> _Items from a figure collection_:
'''

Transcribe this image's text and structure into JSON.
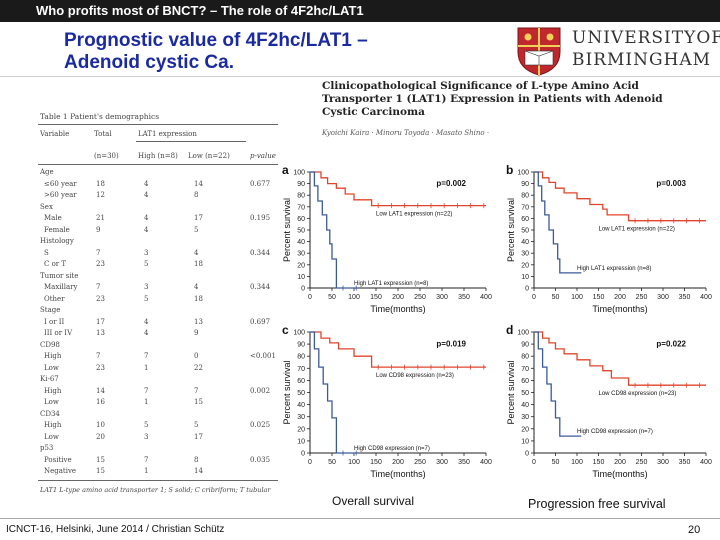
{
  "header": {
    "bar_title": "Who profits most of BNCT? – The role of 4F2hc/LAT1",
    "title_line1": "Prognostic value of 4F2hc/LAT1 –",
    "title_line2": "Adenoid cystic Ca.",
    "university_line1": "UNIVERSITYOF",
    "university_line2": "BIRMINGHAM"
  },
  "paper": {
    "title_line1": "Clinicopathological Significance of L-type Amino Acid",
    "title_line2": "Transporter 1 (LAT1) Expression in Patients with Adenoid",
    "title_line3": "Cystic Carcinoma",
    "authors": "Kyoichi Kaira · Minoru Toyoda · Masato Shino ·"
  },
  "table": {
    "title": "Table 1 Patient's demographics",
    "headers": [
      "Variable",
      "Total",
      "LAT1 expression",
      "p-value"
    ],
    "subheaders": [
      "(n=30)",
      "High (n=8)",
      "Low (n=22)"
    ],
    "rows": [
      {
        "v": "Age",
        "t": "",
        "h": "",
        "l": "",
        "p": ""
      },
      {
        "v": "≤60 year",
        "t": "18",
        "h": "4",
        "l": "14",
        "p": "0.677"
      },
      {
        "v": ">60 year",
        "t": "12",
        "h": "4",
        "l": "8",
        "p": ""
      },
      {
        "v": "Sex",
        "t": "",
        "h": "",
        "l": "",
        "p": ""
      },
      {
        "v": "Male",
        "t": "21",
        "h": "4",
        "l": "17",
        "p": "0.195"
      },
      {
        "v": "Female",
        "t": "9",
        "h": "4",
        "l": "5",
        "p": ""
      },
      {
        "v": "Histology",
        "t": "",
        "h": "",
        "l": "",
        "p": ""
      },
      {
        "v": "S",
        "t": "7",
        "h": "3",
        "l": "4",
        "p": "0.344"
      },
      {
        "v": "C or T",
        "t": "23",
        "h": "5",
        "l": "18",
        "p": ""
      },
      {
        "v": "Tumor site",
        "t": "",
        "h": "",
        "l": "",
        "p": ""
      },
      {
        "v": "Maxillary",
        "t": "7",
        "h": "3",
        "l": "4",
        "p": "0.344"
      },
      {
        "v": "Other",
        "t": "23",
        "h": "5",
        "l": "18",
        "p": ""
      },
      {
        "v": "Stage",
        "t": "",
        "h": "",
        "l": "",
        "p": ""
      },
      {
        "v": "I or II",
        "t": "17",
        "h": "4",
        "l": "13",
        "p": "0.697"
      },
      {
        "v": "III or IV",
        "t": "13",
        "h": "4",
        "l": "9",
        "p": ""
      },
      {
        "v": "CD98",
        "t": "",
        "h": "",
        "l": "",
        "p": ""
      },
      {
        "v": "High",
        "t": "7",
        "h": "7",
        "l": "0",
        "p": "<0.001"
      },
      {
        "v": "Low",
        "t": "23",
        "h": "1",
        "l": "22",
        "p": ""
      },
      {
        "v": "Ki-67",
        "t": "",
        "h": "",
        "l": "",
        "p": ""
      },
      {
        "v": "High",
        "t": "14",
        "h": "7",
        "l": "7",
        "p": "0.002"
      },
      {
        "v": "Low",
        "t": "16",
        "h": "1",
        "l": "15",
        "p": ""
      },
      {
        "v": "CD34",
        "t": "",
        "h": "",
        "l": "",
        "p": ""
      },
      {
        "v": "High",
        "t": "10",
        "h": "5",
        "l": "5",
        "p": "0.025"
      },
      {
        "v": "Low",
        "t": "20",
        "h": "3",
        "l": "17",
        "p": ""
      },
      {
        "v": "p53",
        "t": "",
        "h": "",
        "l": "",
        "p": ""
      },
      {
        "v": "Positive",
        "t": "15",
        "h": "7",
        "l": "8",
        "p": "0.035"
      },
      {
        "v": "Negative",
        "t": "15",
        "h": "1",
        "l": "14",
        "p": ""
      }
    ],
    "footnote": "LAT1 L-type amino acid transporter 1; S solid; C cribriform; T tubular"
  },
  "labels": {
    "overall": "Overall survival",
    "progression": "Progression free survival"
  },
  "footer": {
    "text": "ICNCT-16, Helsinki, June 2014 / Christian Schütz",
    "page": "20"
  },
  "colors": {
    "title_blue": "#1a2aa0",
    "low_curve": "#e0452c",
    "high_curve": "#3a5a9a",
    "crest_red": "#c0282d"
  },
  "chart_data": [
    {
      "type": "line",
      "panel": "a",
      "xlabel": "Time(months)",
      "ylabel": "Percent survival",
      "xlim": [
        0,
        400
      ],
      "ylim": [
        0,
        100
      ],
      "xticks": [
        0,
        50,
        100,
        150,
        200,
        250,
        300,
        350,
        400
      ],
      "yticks": [
        0,
        10,
        20,
        30,
        40,
        50,
        60,
        70,
        80,
        90,
        100
      ],
      "pvalue": "p=0.002",
      "series": [
        {
          "name": "Low LAT1 expression (n=22)",
          "points": [
            [
              0,
              100
            ],
            [
              25,
              100
            ],
            [
              25,
              95
            ],
            [
              40,
              95
            ],
            [
              40,
              90
            ],
            [
              60,
              90
            ],
            [
              60,
              86
            ],
            [
              80,
              86
            ],
            [
              80,
              81
            ],
            [
              100,
              81
            ],
            [
              100,
              76
            ],
            [
              140,
              76
            ],
            [
              140,
              71
            ],
            [
              400,
              71
            ]
          ]
        },
        {
          "name": "High LAT1 expression (n=8)",
          "points": [
            [
              0,
              100
            ],
            [
              10,
              100
            ],
            [
              10,
              88
            ],
            [
              18,
              88
            ],
            [
              18,
              75
            ],
            [
              28,
              75
            ],
            [
              28,
              63
            ],
            [
              38,
              63
            ],
            [
              38,
              50
            ],
            [
              45,
              50
            ],
            [
              45,
              38
            ],
            [
              50,
              38
            ],
            [
              50,
              25
            ],
            [
              60,
              25
            ],
            [
              60,
              13
            ],
            [
              60,
              0
            ],
            [
              110,
              0
            ]
          ]
        }
      ]
    },
    {
      "type": "line",
      "panel": "b",
      "xlabel": "Time(months)",
      "ylabel": "Percent survival",
      "xlim": [
        0,
        400
      ],
      "ylim": [
        0,
        100
      ],
      "xticks": [
        0,
        50,
        100,
        150,
        200,
        250,
        300,
        350,
        400
      ],
      "yticks": [
        0,
        10,
        20,
        30,
        40,
        50,
        60,
        70,
        80,
        90,
        100
      ],
      "pvalue": "p=0.003",
      "series": [
        {
          "name": "Low LAT1 expression (n=22)",
          "points": [
            [
              0,
              100
            ],
            [
              20,
              100
            ],
            [
              20,
              95
            ],
            [
              35,
              95
            ],
            [
              35,
              91
            ],
            [
              50,
              91
            ],
            [
              50,
              86
            ],
            [
              70,
              86
            ],
            [
              70,
              82
            ],
            [
              100,
              82
            ],
            [
              100,
              77
            ],
            [
              130,
              77
            ],
            [
              130,
              72
            ],
            [
              160,
              72
            ],
            [
              160,
              68
            ],
            [
              170,
              68
            ],
            [
              170,
              63
            ],
            [
              220,
              63
            ],
            [
              220,
              58
            ],
            [
              400,
              58
            ]
          ]
        },
        {
          "name": "High LAT1 expression (n=8)",
          "points": [
            [
              0,
              100
            ],
            [
              10,
              100
            ],
            [
              10,
              88
            ],
            [
              18,
              88
            ],
            [
              18,
              75
            ],
            [
              25,
              75
            ],
            [
              25,
              63
            ],
            [
              35,
              63
            ],
            [
              35,
              50
            ],
            [
              45,
              50
            ],
            [
              45,
              38
            ],
            [
              55,
              38
            ],
            [
              55,
              25
            ],
            [
              60,
              25
            ],
            [
              60,
              13
            ],
            [
              110,
              13
            ],
            [
              110,
              13
            ]
          ]
        }
      ]
    },
    {
      "type": "line",
      "panel": "c",
      "xlabel": "Time(months)",
      "ylabel": "Percent survival",
      "xlim": [
        0,
        400
      ],
      "ylim": [
        0,
        100
      ],
      "xticks": [
        0,
        50,
        100,
        150,
        200,
        250,
        300,
        350,
        400
      ],
      "yticks": [
        0,
        10,
        20,
        30,
        40,
        50,
        60,
        70,
        80,
        90,
        100
      ],
      "pvalue": "p=0.019",
      "series": [
        {
          "name": "Low CD98 expression (n=23)",
          "points": [
            [
              0,
              100
            ],
            [
              25,
              100
            ],
            [
              25,
              95
            ],
            [
              45,
              95
            ],
            [
              45,
              91
            ],
            [
              65,
              91
            ],
            [
              65,
              86
            ],
            [
              100,
              86
            ],
            [
              100,
              80
            ],
            [
              140,
              80
            ],
            [
              140,
              71
            ],
            [
              400,
              71
            ]
          ]
        },
        {
          "name": "High CD98 expression (n=7)",
          "points": [
            [
              0,
              100
            ],
            [
              10,
              100
            ],
            [
              10,
              86
            ],
            [
              20,
              86
            ],
            [
              20,
              71
            ],
            [
              30,
              71
            ],
            [
              30,
              57
            ],
            [
              40,
              57
            ],
            [
              40,
              43
            ],
            [
              50,
              43
            ],
            [
              50,
              29
            ],
            [
              60,
              29
            ],
            [
              60,
              15
            ],
            [
              60,
              0
            ],
            [
              110,
              0
            ]
          ]
        }
      ]
    },
    {
      "type": "line",
      "panel": "d",
      "xlabel": "Time(months)",
      "ylabel": "Percent survival",
      "xlim": [
        0,
        400
      ],
      "ylim": [
        0,
        100
      ],
      "xticks": [
        0,
        50,
        100,
        150,
        200,
        250,
        300,
        350,
        400
      ],
      "yticks": [
        0,
        10,
        20,
        30,
        40,
        50,
        60,
        70,
        80,
        90,
        100
      ],
      "pvalue": "p=0.022",
      "series": [
        {
          "name": "Low CD98 expression (n=23)",
          "points": [
            [
              0,
              100
            ],
            [
              20,
              100
            ],
            [
              20,
              95
            ],
            [
              35,
              95
            ],
            [
              35,
              91
            ],
            [
              50,
              91
            ],
            [
              50,
              86
            ],
            [
              70,
              86
            ],
            [
              70,
              82
            ],
            [
              100,
              82
            ],
            [
              100,
              77
            ],
            [
              130,
              77
            ],
            [
              130,
              72
            ],
            [
              160,
              72
            ],
            [
              160,
              68
            ],
            [
              180,
              68
            ],
            [
              180,
              62
            ],
            [
              220,
              62
            ],
            [
              220,
              56
            ],
            [
              400,
              56
            ]
          ]
        },
        {
          "name": "High CD98 expression (n=7)",
          "points": [
            [
              0,
              100
            ],
            [
              10,
              100
            ],
            [
              10,
              86
            ],
            [
              20,
              86
            ],
            [
              20,
              71
            ],
            [
              30,
              71
            ],
            [
              30,
              57
            ],
            [
              40,
              57
            ],
            [
              40,
              43
            ],
            [
              50,
              43
            ],
            [
              50,
              29
            ],
            [
              60,
              29
            ],
            [
              60,
              14
            ],
            [
              110,
              14
            ],
            [
              110,
              14
            ]
          ]
        }
      ]
    }
  ]
}
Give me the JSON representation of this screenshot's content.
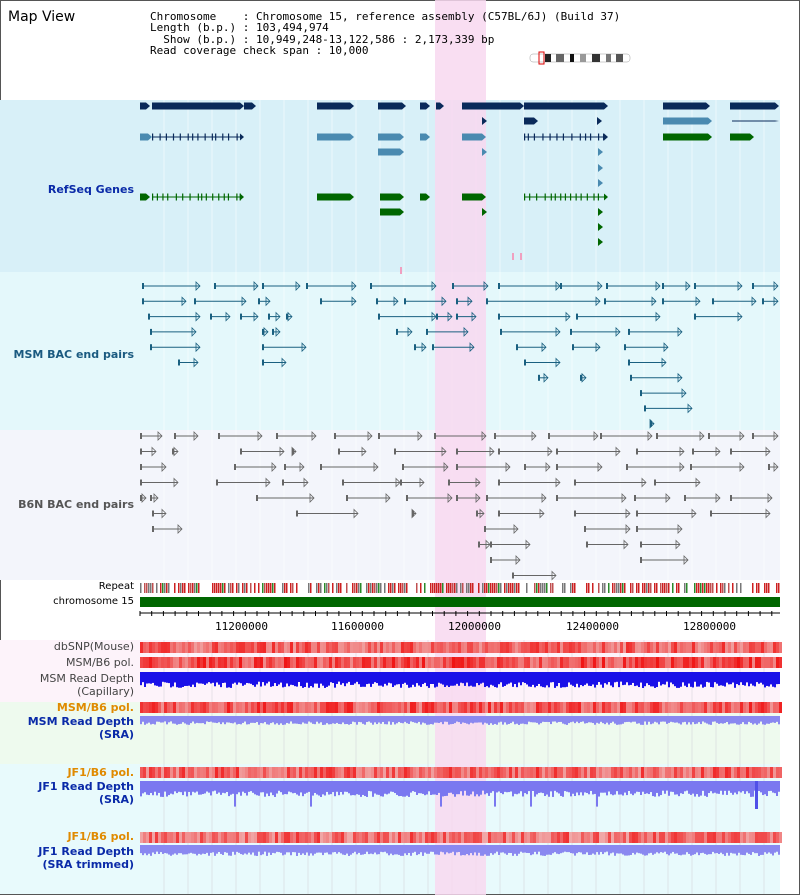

'''

Within the entries above, find each line where "this" appears; copy every one.

> _RESPONSE BELOW_:
Transcribe this image's text and structure into JSON.
Give me the JSON representation of this screenshot's content.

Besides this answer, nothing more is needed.